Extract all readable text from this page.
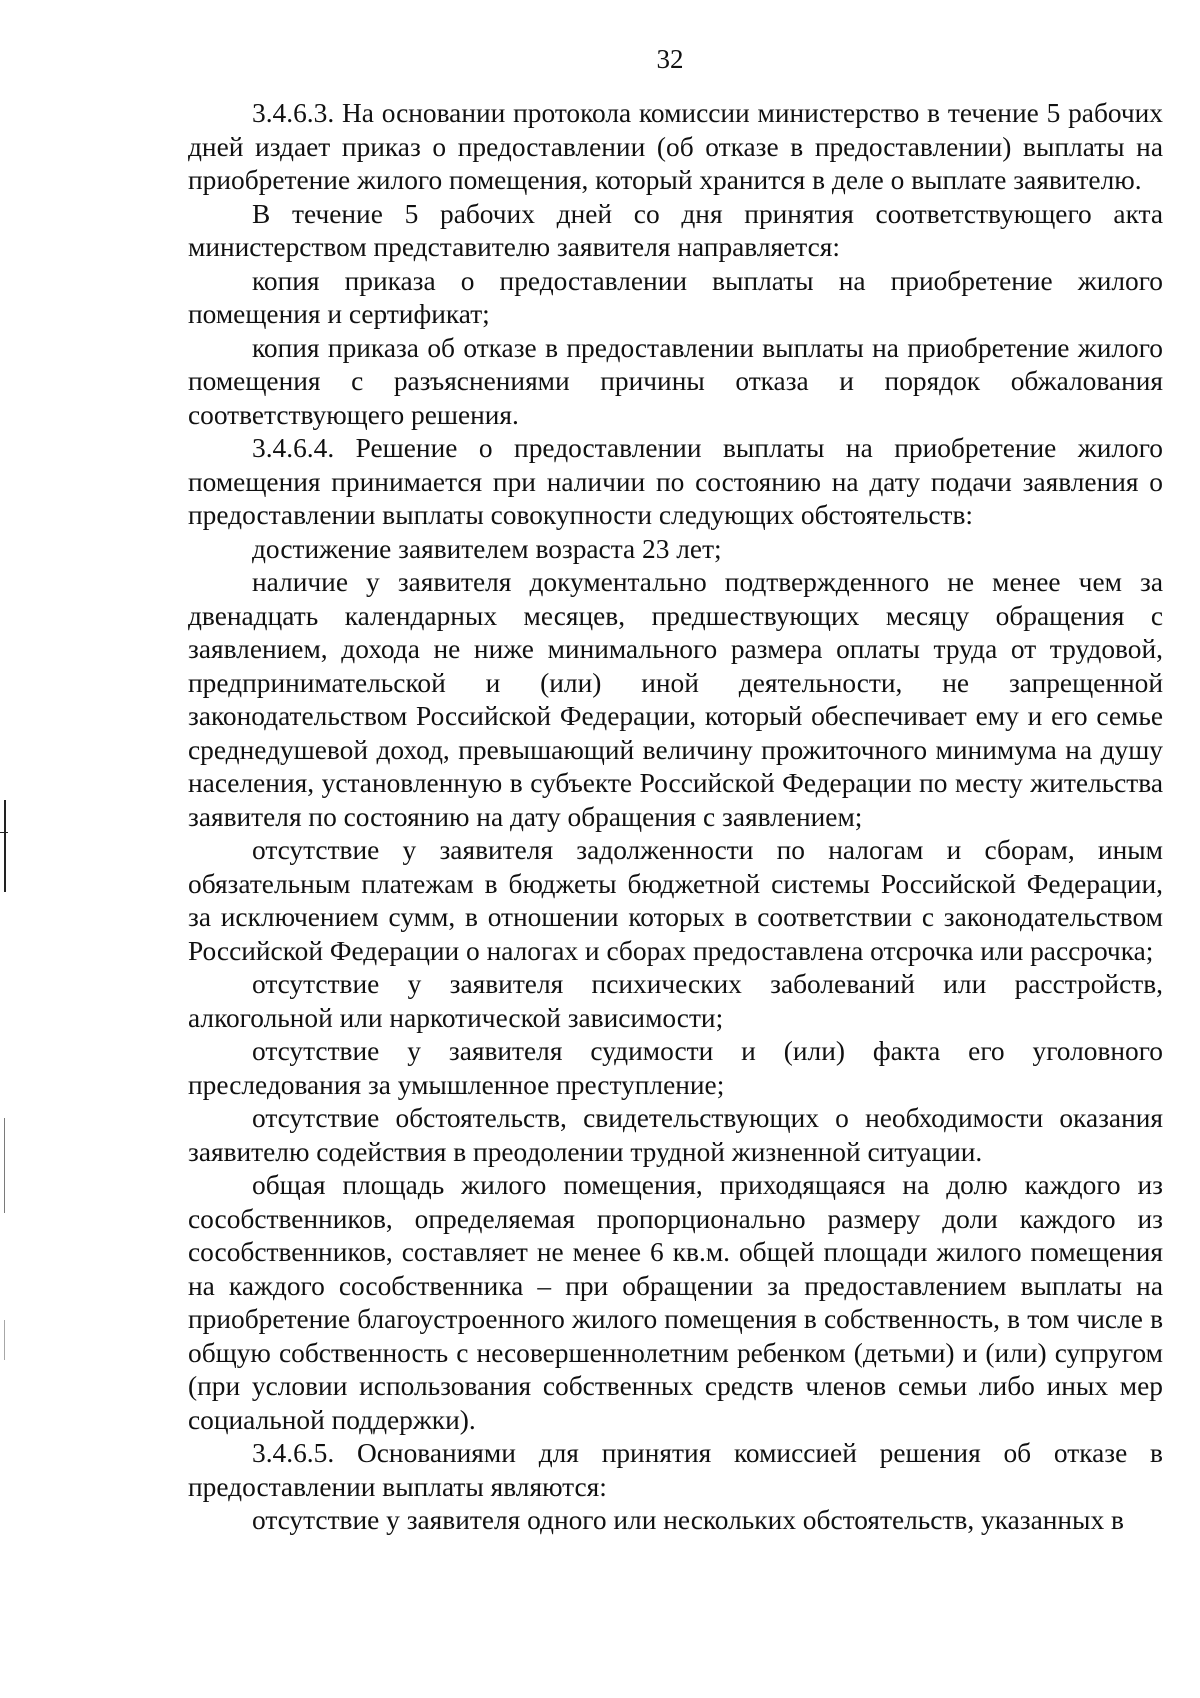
32

3.4.6.3. На основании протокола комиссии министерство в течение 5 рабочих дней издает приказ о предоставлении (об отказе в предоставлении) выплаты на приобретение жилого помещения, который хранится в деле о выплате заявителю.

В течение 5 рабочих дней со дня принятия соответствующего акта министерством представителю заявителя направляется:

копия приказа о предоставлении выплаты на приобретение жилого помещения и сертификат;

копия приказа об отказе в предоставлении выплаты на приобретение жилого помещения с разъяснениями причины отказа и порядок обжалования соответствующего решения.

3.4.6.4. Решение о предоставлении выплаты на приобретение жилого помещения принимается при наличии по состоянию на дату подачи заявления о предоставлении выплаты совокупности следующих обстоятельств:

достижение заявителем возраста 23 лет;

наличие у заявителя документально подтвержденного не менее чем за двенадцать календарных месяцев, предшествующих месяцу обращения с заявлением, дохода не ниже минимального размера оплаты труда от трудовой, предпринимательской и (или) иной деятельности, не запрещенной законодательством Российской Федерации, который обеспечивает ему и его семье среднедушевой доход, превышающий величину прожиточного минимума на душу населения, установленную в субъекте Российской Федерации по месту жительства заявителя по состоянию на дату обращения с заявлением;

отсутствие у заявителя задолженности по налогам и сборам, иным обязательным платежам в бюджеты бюджетной системы Российской Федерации, за исключением сумм, в отношении которых в соответствии с законодательством Российской Федерации о налогах и сборах предоставлена отсрочка или рассрочка;

отсутствие у заявителя психических заболеваний или расстройств, алкогольной или наркотической зависимости;

отсутствие у заявителя судимости и (или) факта его уголовного преследования за умышленное преступление;

отсутствие обстоятельств, свидетельствующих о необходимости оказания заявителю содействия в преодолении трудной жизненной ситуации.

общая площадь жилого помещения, приходящаяся на долю каждого из сособственников, определяемая пропорционально размеру доли каждого из сособственников, составляет не менее 6 кв.м. общей площади жилого помещения на каждого сособственника – при обращении за предоставлением выплаты на приобретение благоустроенного жилого помещения в собственность, в том числе в общую собственность с несовершеннолетним ребенком (детьми) и (или) супругом (при условии использования собственных средств членов семьи либо иных мер социальной поддержки).

3.4.6.5. Основаниями для принятия комиссией решения об отказе в предоставлении выплаты являются:

отсутствие у заявителя одного или нескольких обстоятельств, указанных в
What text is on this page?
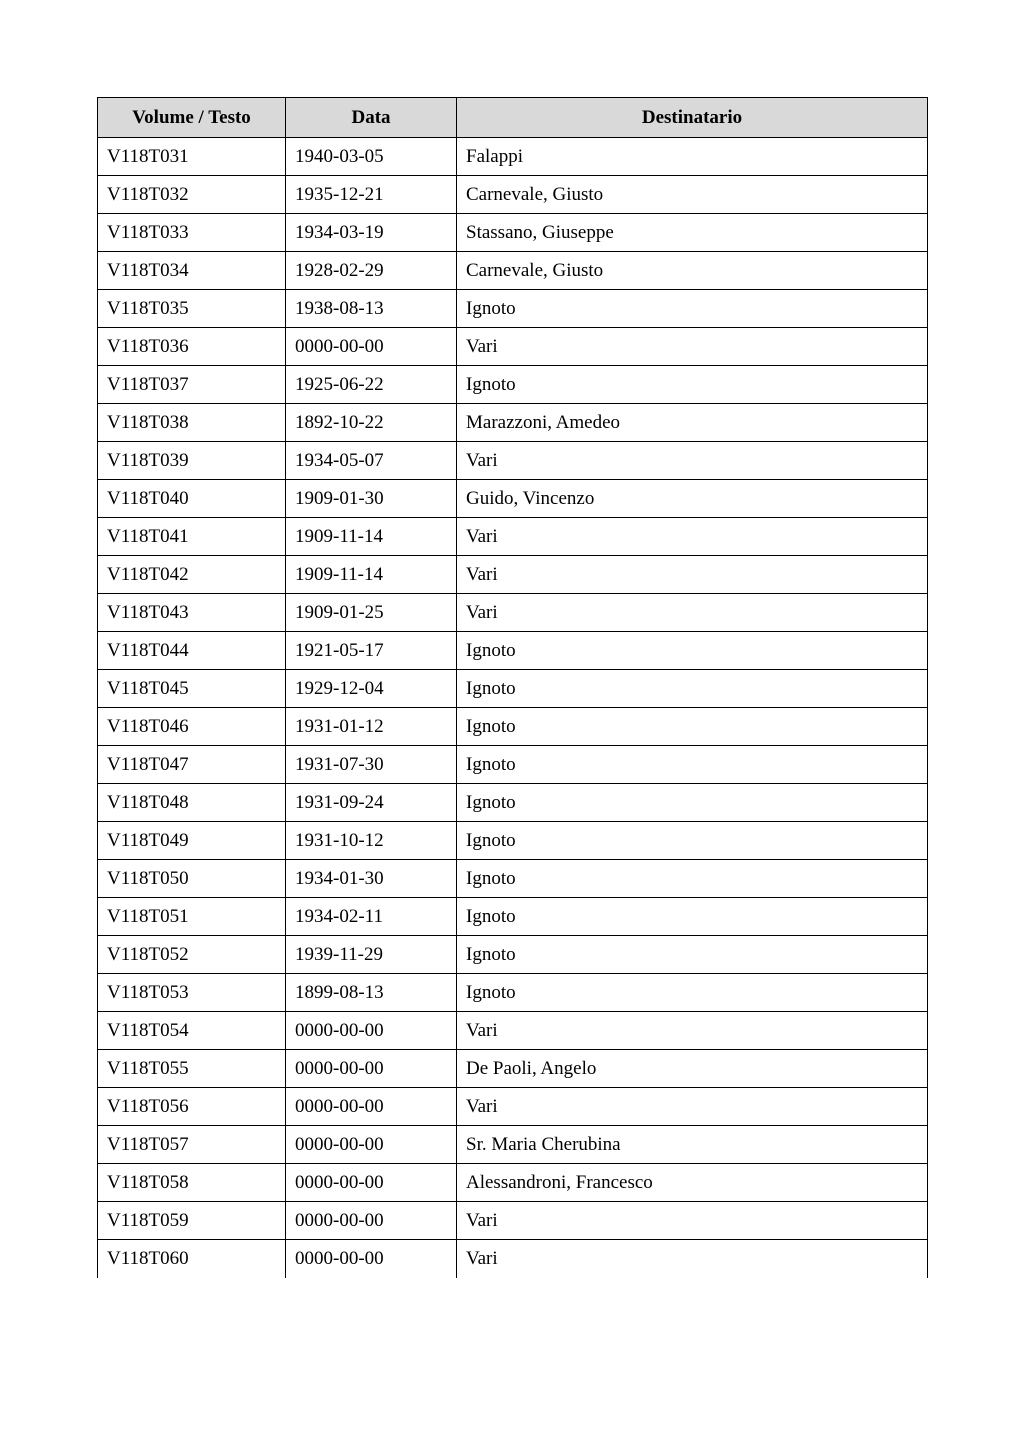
Volume / Testo	Data	Destinatario
V118T031	1940-03-05	Falappi
V118T032	1935-12-21	Carnevale, Giusto
V118T033	1934-03-19	Stassano, Giuseppe
V118T034	1928-02-29	Carnevale, Giusto
V118T035	1938-08-13	Ignoto
V118T036	0000-00-00	Vari
V118T037	1925-06-22	Ignoto
V118T038	1892-10-22	Marazzoni, Amedeo
V118T039	1934-05-07	Vari
V118T040	1909-01-30	Guido, Vincenzo
V118T041	1909-11-14	Vari
V118T042	1909-11-14	Vari
V118T043	1909-01-25	Vari
V118T044	1921-05-17	Ignoto
V118T045	1929-12-04	Ignoto
V118T046	1931-01-12	Ignoto
V118T047	1931-07-30	Ignoto
V118T048	1931-09-24	Ignoto
V118T049	1931-10-12	Ignoto
V118T050	1934-01-30	Ignoto
V118T051	1934-02-11	Ignoto
V118T052	1939-11-29	Ignoto
V118T053	1899-08-13	Ignoto
V118T054	0000-00-00	Vari
V118T055	0000-00-00	De Paoli, Angelo
V118T056	0000-00-00	Vari
V118T057	0000-00-00	Sr. Maria Cherubina
V118T058	0000-00-00	Alessandroni, Francesco
V118T059	0000-00-00	Vari
V118T060	0000-00-00	Vari
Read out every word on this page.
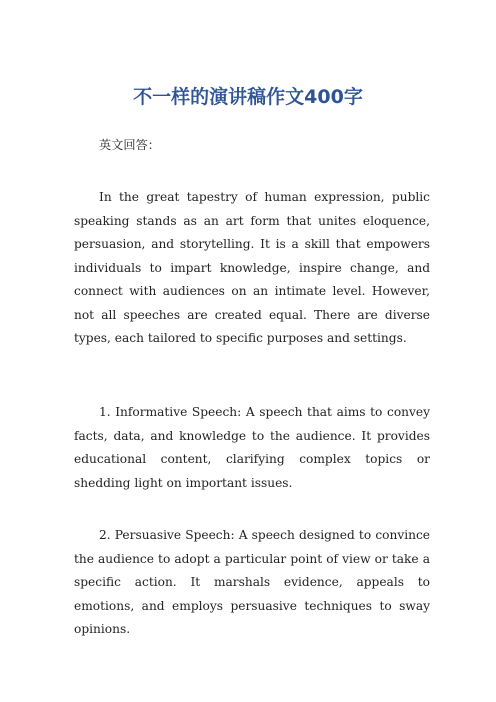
不一样的演讲稿作文400字

英文回答：

In the great tapestry of human expression, public speaking stands as an art form that unites eloquence, persuasion, and storytelling. It is a skill that empowers individuals to impart knowledge, inspire change, and connect with audiences on an intimate level. However, not all speeches are created equal. There are diverse types, each tailored to specific purposes and settings.

1. Informative Speech: A speech that aims to convey facts, data, and knowledge to the audience. It provides educational content, clarifying complex topics or shedding light on important issues.

2. Persuasive Speech: A speech designed to convince the audience to adopt a particular point of view or take a specific action. It marshals evidence, appeals to emotions, and employs persuasive techniques to sway opinions.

------------------------------------------------------------------------

▶ [THE TASK] Starting at the line that contains "Read out every word on this page.", restate each line verbatim through the final line of the listing, skipping all pictures.

▶ [TASK OUTPUT]
Read out every word on this page.
不一样的演讲稿作文400字

英文回答：

In the great tapestry of human expression, public speaking stands as an art form that unites eloquence, persuasion, and storytelling. It is a skill that empowers individuals to impart knowledge, inspire change, and connect with audiences on an intimate level. However, not all speeches are created equal. There are diverse types, each tailored to specific purposes and settings.

1. Informative Speech: A speech that aims to convey facts, data, and knowledge to the audience. It provides educational content, clarifying complex topics or shedding light on important issues.

2. Persuasive Speech: A speech designed to convince the audience to adopt a particular point of view or take a specific action. It marshals evidence, appeals to emotions, and employs persuasive techniques to sway opinions.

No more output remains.